:: Rows ::
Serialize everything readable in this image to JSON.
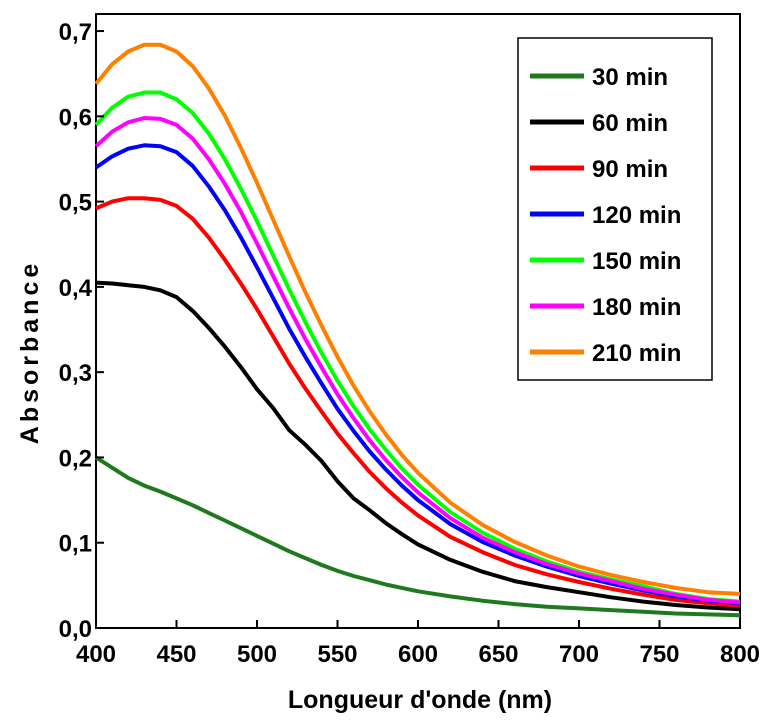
{
  "chart_data": {
    "type": "line",
    "xlabel": "Longueur d'onde (nm)",
    "ylabel": "Absorbance",
    "xlim": [
      400,
      800
    ],
    "ylim": [
      0.0,
      0.72
    ],
    "xticks": [
      400,
      450,
      500,
      550,
      600,
      650,
      700,
      750,
      800
    ],
    "yticks": [
      0.0,
      0.1,
      0.2,
      0.3,
      0.4,
      0.5,
      0.6,
      0.7
    ],
    "xtick_labels": [
      "400",
      "450",
      "500",
      "550",
      "600",
      "650",
      "700",
      "750",
      "800"
    ],
    "ytick_labels": [
      "0,0",
      "0,1",
      "0,2",
      "0,3",
      "0,4",
      "0,5",
      "0,6",
      "0,7"
    ],
    "grid": false,
    "legend_position": "top-right",
    "x": [
      400,
      410,
      420,
      430,
      440,
      450,
      460,
      470,
      480,
      490,
      500,
      510,
      520,
      530,
      540,
      550,
      560,
      570,
      580,
      590,
      600,
      620,
      640,
      660,
      680,
      700,
      720,
      740,
      760,
      780,
      800
    ],
    "series": [
      {
        "name": "30 min",
        "color": "#1f7a1f",
        "values": [
          0.2,
          0.188,
          0.176,
          0.167,
          0.16,
          0.152,
          0.144,
          0.135,
          0.126,
          0.117,
          0.108,
          0.099,
          0.09,
          0.082,
          0.074,
          0.067,
          0.061,
          0.056,
          0.051,
          0.047,
          0.043,
          0.037,
          0.032,
          0.028,
          0.025,
          0.023,
          0.021,
          0.019,
          0.017,
          0.016,
          0.015
        ]
      },
      {
        "name": "60 min",
        "color": "#000000",
        "values": [
          0.405,
          0.404,
          0.402,
          0.4,
          0.396,
          0.388,
          0.372,
          0.352,
          0.33,
          0.306,
          0.28,
          0.258,
          0.232,
          0.215,
          0.196,
          0.172,
          0.152,
          0.138,
          0.123,
          0.11,
          0.098,
          0.08,
          0.066,
          0.055,
          0.048,
          0.042,
          0.036,
          0.031,
          0.027,
          0.024,
          0.022
        ]
      },
      {
        "name": "90 min",
        "color": "#ff0000",
        "values": [
          0.492,
          0.5,
          0.504,
          0.504,
          0.502,
          0.495,
          0.48,
          0.458,
          0.432,
          0.404,
          0.374,
          0.342,
          0.31,
          0.281,
          0.254,
          0.228,
          0.205,
          0.183,
          0.164,
          0.147,
          0.132,
          0.107,
          0.089,
          0.074,
          0.063,
          0.054,
          0.046,
          0.039,
          0.033,
          0.029,
          0.026
        ]
      },
      {
        "name": "120 min",
        "color": "#0000ff",
        "values": [
          0.54,
          0.553,
          0.562,
          0.566,
          0.565,
          0.558,
          0.542,
          0.518,
          0.49,
          0.458,
          0.423,
          0.387,
          0.351,
          0.318,
          0.287,
          0.257,
          0.231,
          0.207,
          0.186,
          0.167,
          0.15,
          0.122,
          0.101,
          0.085,
          0.072,
          0.061,
          0.052,
          0.044,
          0.037,
          0.032,
          0.029
        ]
      },
      {
        "name": "150 min",
        "color": "#00ff00",
        "values": [
          0.59,
          0.61,
          0.623,
          0.628,
          0.628,
          0.62,
          0.604,
          0.58,
          0.55,
          0.515,
          0.477,
          0.437,
          0.397,
          0.359,
          0.323,
          0.29,
          0.26,
          0.233,
          0.209,
          0.187,
          0.168,
          0.136,
          0.112,
          0.093,
          0.078,
          0.066,
          0.057,
          0.049,
          0.04,
          0.034,
          0.031
        ]
      },
      {
        "name": "180 min",
        "color": "#ff00ff",
        "values": [
          0.565,
          0.582,
          0.593,
          0.598,
          0.597,
          0.59,
          0.574,
          0.55,
          0.521,
          0.488,
          0.451,
          0.413,
          0.375,
          0.339,
          0.306,
          0.274,
          0.246,
          0.22,
          0.197,
          0.177,
          0.159,
          0.129,
          0.106,
          0.089,
          0.075,
          0.064,
          0.055,
          0.046,
          0.039,
          0.033,
          0.03
        ]
      },
      {
        "name": "210 min",
        "color": "#ff7f00",
        "values": [
          0.638,
          0.661,
          0.676,
          0.684,
          0.684,
          0.676,
          0.659,
          0.633,
          0.601,
          0.563,
          0.522,
          0.479,
          0.436,
          0.394,
          0.355,
          0.318,
          0.284,
          0.254,
          0.227,
          0.203,
          0.182,
          0.147,
          0.121,
          0.101,
          0.085,
          0.072,
          0.062,
          0.054,
          0.047,
          0.042,
          0.04
        ]
      }
    ]
  }
}
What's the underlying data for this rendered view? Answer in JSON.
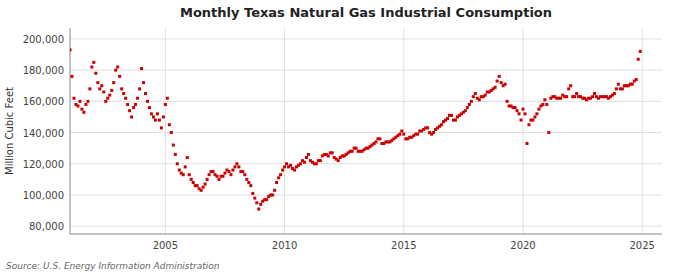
{
  "chart_data": {
    "type": "scatter",
    "title": "Monthly Texas Natural Gas Industrial Consumption",
    "ylabel": "Million Cubic Feet",
    "annotations": [
      "Source: U.S. Energy Information Administration"
    ],
    "color": "#cc0000",
    "marker": "square",
    "grid": true,
    "xlim": [
      2001.0,
      2025.83
    ],
    "ylim": [
      75000,
      207000
    ],
    "xticks": [
      2005,
      2010,
      2015,
      2020,
      2025
    ],
    "yticks": [
      {
        "value": 80000,
        "label": "80,000"
      },
      {
        "value": 100000,
        "label": "100,000"
      },
      {
        "value": 120000,
        "label": "120,000"
      },
      {
        "value": 140000,
        "label": "140,000"
      },
      {
        "value": 160000,
        "label": "160,000"
      },
      {
        "value": 180000,
        "label": "180,000"
      },
      {
        "value": 200000,
        "label": "200,000"
      }
    ],
    "x": [
      2001.0,
      2001.083,
      2001.167,
      2001.25,
      2001.333,
      2001.417,
      2001.5,
      2001.583,
      2001.667,
      2001.75,
      2001.833,
      2001.917,
      2002.0,
      2002.083,
      2002.167,
      2002.25,
      2002.333,
      2002.417,
      2002.5,
      2002.583,
      2002.667,
      2002.75,
      2002.833,
      2002.917,
      2003.0,
      2003.083,
      2003.167,
      2003.25,
      2003.333,
      2003.417,
      2003.5,
      2003.583,
      2003.667,
      2003.75,
      2003.833,
      2003.917,
      2004.0,
      2004.083,
      2004.167,
      2004.25,
      2004.333,
      2004.417,
      2004.5,
      2004.583,
      2004.667,
      2004.75,
      2004.833,
      2004.917,
      2005.0,
      2005.083,
      2005.167,
      2005.25,
      2005.333,
      2005.417,
      2005.5,
      2005.583,
      2005.667,
      2005.75,
      2005.833,
      2005.917,
      2006.0,
      2006.083,
      2006.167,
      2006.25,
      2006.333,
      2006.417,
      2006.5,
      2006.583,
      2006.667,
      2006.75,
      2006.833,
      2006.917,
      2007.0,
      2007.083,
      2007.167,
      2007.25,
      2007.333,
      2007.417,
      2007.5,
      2007.583,
      2007.667,
      2007.75,
      2007.833,
      2007.917,
      2008.0,
      2008.083,
      2008.167,
      2008.25,
      2008.333,
      2008.417,
      2008.5,
      2008.583,
      2008.667,
      2008.75,
      2008.833,
      2008.917,
      2009.0,
      2009.083,
      2009.167,
      2009.25,
      2009.333,
      2009.417,
      2009.5,
      2009.583,
      2009.667,
      2009.75,
      2009.833,
      2009.917,
      2010.0,
      2010.083,
      2010.167,
      2010.25,
      2010.333,
      2010.417,
      2010.5,
      2010.583,
      2010.667,
      2010.75,
      2010.833,
      2010.917,
      2011.0,
      2011.083,
      2011.167,
      2011.25,
      2011.333,
      2011.417,
      2011.5,
      2011.583,
      2011.667,
      2011.75,
      2011.833,
      2011.917,
      2012.0,
      2012.083,
      2012.167,
      2012.25,
      2012.333,
      2012.417,
      2012.5,
      2012.583,
      2012.667,
      2012.75,
      2012.833,
      2012.917,
      2013.0,
      2013.083,
      2013.167,
      2013.25,
      2013.333,
      2013.417,
      2013.5,
      2013.583,
      2013.667,
      2013.75,
      2013.833,
      2013.917,
      2014.0,
      2014.083,
      2014.167,
      2014.25,
      2014.333,
      2014.417,
      2014.5,
      2014.583,
      2014.667,
      2014.75,
      2014.833,
      2014.917,
      2015.0,
      2015.083,
      2015.167,
      2015.25,
      2015.333,
      2015.417,
      2015.5,
      2015.583,
      2015.667,
      2015.75,
      2015.833,
      2015.917,
      2016.0,
      2016.083,
      2016.167,
      2016.25,
      2016.333,
      2016.417,
      2016.5,
      2016.583,
      2016.667,
      2016.75,
      2016.833,
      2016.917,
      2017.0,
      2017.083,
      2017.167,
      2017.25,
      2017.333,
      2017.417,
      2017.5,
      2017.583,
      2017.667,
      2017.75,
      2017.833,
      2017.917,
      2018.0,
      2018.083,
      2018.167,
      2018.25,
      2018.333,
      2018.417,
      2018.5,
      2018.583,
      2018.667,
      2018.75,
      2018.833,
      2018.917,
      2019.0,
      2019.083,
      2019.167,
      2019.25,
      2019.333,
      2019.417,
      2019.5,
      2019.583,
      2019.667,
      2019.75,
      2019.833,
      2019.917,
      2020.0,
      2020.083,
      2020.167,
      2020.25,
      2020.333,
      2020.417,
      2020.5,
      2020.583,
      2020.667,
      2020.75,
      2020.833,
      2020.917,
      2021.0,
      2021.083,
      2021.167,
      2021.25,
      2021.333,
      2021.417,
      2021.5,
      2021.583,
      2021.667,
      2021.75,
      2021.833,
      2021.917,
      2022.0,
      2022.083,
      2022.167,
      2022.25,
      2022.333,
      2022.417,
      2022.5,
      2022.583,
      2022.667,
      2022.75,
      2022.833,
      2022.917,
      2023.0,
      2023.083,
      2023.167,
      2023.25,
      2023.333,
      2023.417,
      2023.5,
      2023.583,
      2023.667,
      2023.75,
      2023.833,
      2023.917,
      2024.0,
      2024.083,
      2024.167,
      2024.25,
      2024.333,
      2024.417,
      2024.5,
      2024.583,
      2024.667,
      2024.75,
      2024.833,
      2024.917
    ],
    "values": [
      193000,
      176000,
      162000,
      158000,
      157000,
      160000,
      155000,
      153000,
      158000,
      160000,
      168000,
      182000,
      185000,
      178000,
      172000,
      168000,
      170000,
      166000,
      160000,
      162000,
      164000,
      167000,
      172000,
      180000,
      182000,
      176000,
      168000,
      165000,
      162000,
      158000,
      154000,
      150000,
      156000,
      158000,
      162000,
      168000,
      181000,
      172000,
      165000,
      160000,
      156000,
      152000,
      150000,
      148000,
      152000,
      148000,
      143000,
      150000,
      158000,
      162000,
      145000,
      140000,
      132000,
      126000,
      120000,
      116000,
      114000,
      113000,
      118000,
      124000,
      113000,
      110000,
      108000,
      106000,
      106000,
      104000,
      103000,
      105000,
      107000,
      110000,
      113000,
      115000,
      115000,
      113000,
      112000,
      110000,
      112000,
      112000,
      114000,
      116000,
      115000,
      113000,
      116000,
      118000,
      120000,
      118000,
      115000,
      115000,
      113000,
      110000,
      108000,
      106000,
      101000,
      98000,
      95000,
      91000,
      94000,
      96000,
      97000,
      97000,
      99000,
      100000,
      100000,
      103000,
      108000,
      111000,
      113000,
      116000,
      118000,
      120000,
      118000,
      119000,
      117000,
      116000,
      118000,
      119000,
      120000,
      122000,
      121000,
      124000,
      126000,
      122000,
      121000,
      120000,
      120000,
      122000,
      122000,
      125000,
      126000,
      126000,
      125000,
      127000,
      127000,
      124000,
      123000,
      122000,
      124000,
      125000,
      125000,
      126000,
      127000,
      128000,
      128000,
      130000,
      130000,
      128000,
      128000,
      128000,
      129000,
      130000,
      130000,
      131000,
      132000,
      133000,
      134000,
      136000,
      136000,
      133000,
      133000,
      134000,
      134000,
      134000,
      135000,
      136000,
      137000,
      138000,
      139000,
      141000,
      139000,
      136000,
      136000,
      137000,
      137000,
      138000,
      139000,
      139000,
      141000,
      141000,
      142000,
      143000,
      143000,
      140000,
      139000,
      140000,
      142000,
      143000,
      144000,
      145000,
      147000,
      148000,
      149000,
      151000,
      151000,
      148000,
      148000,
      150000,
      151000,
      152000,
      153000,
      154000,
      156000,
      158000,
      160000,
      163000,
      165000,
      162000,
      161000,
      163000,
      163000,
      164000,
      166000,
      166000,
      167000,
      168000,
      169000,
      173000,
      176000,
      172000,
      170000,
      171000,
      160000,
      157000,
      157000,
      156000,
      156000,
      154000,
      152000,
      148000,
      155000,
      152000,
      133000,
      145000,
      148000,
      148000,
      150000,
      152000,
      155000,
      157000,
      158000,
      161000,
      158000,
      140000,
      162000,
      163000,
      163000,
      162000,
      162000,
      162000,
      164000,
      163000,
      163000,
      168000,
      170000,
      163000,
      163000,
      165000,
      163000,
      163000,
      162000,
      162000,
      161000,
      162000,
      162000,
      163000,
      165000,
      163000,
      162000,
      163000,
      163000,
      163000,
      163000,
      162000,
      163000,
      164000,
      165000,
      168000,
      171000,
      168000,
      168000,
      170000,
      170000,
      170000,
      171000,
      171000,
      173000,
      174000,
      187000,
      192000
    ]
  }
}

:: Task prompt ::
Each line containing the word "JSON" counts once; report the total alone.

:: Output for this exercise ::
2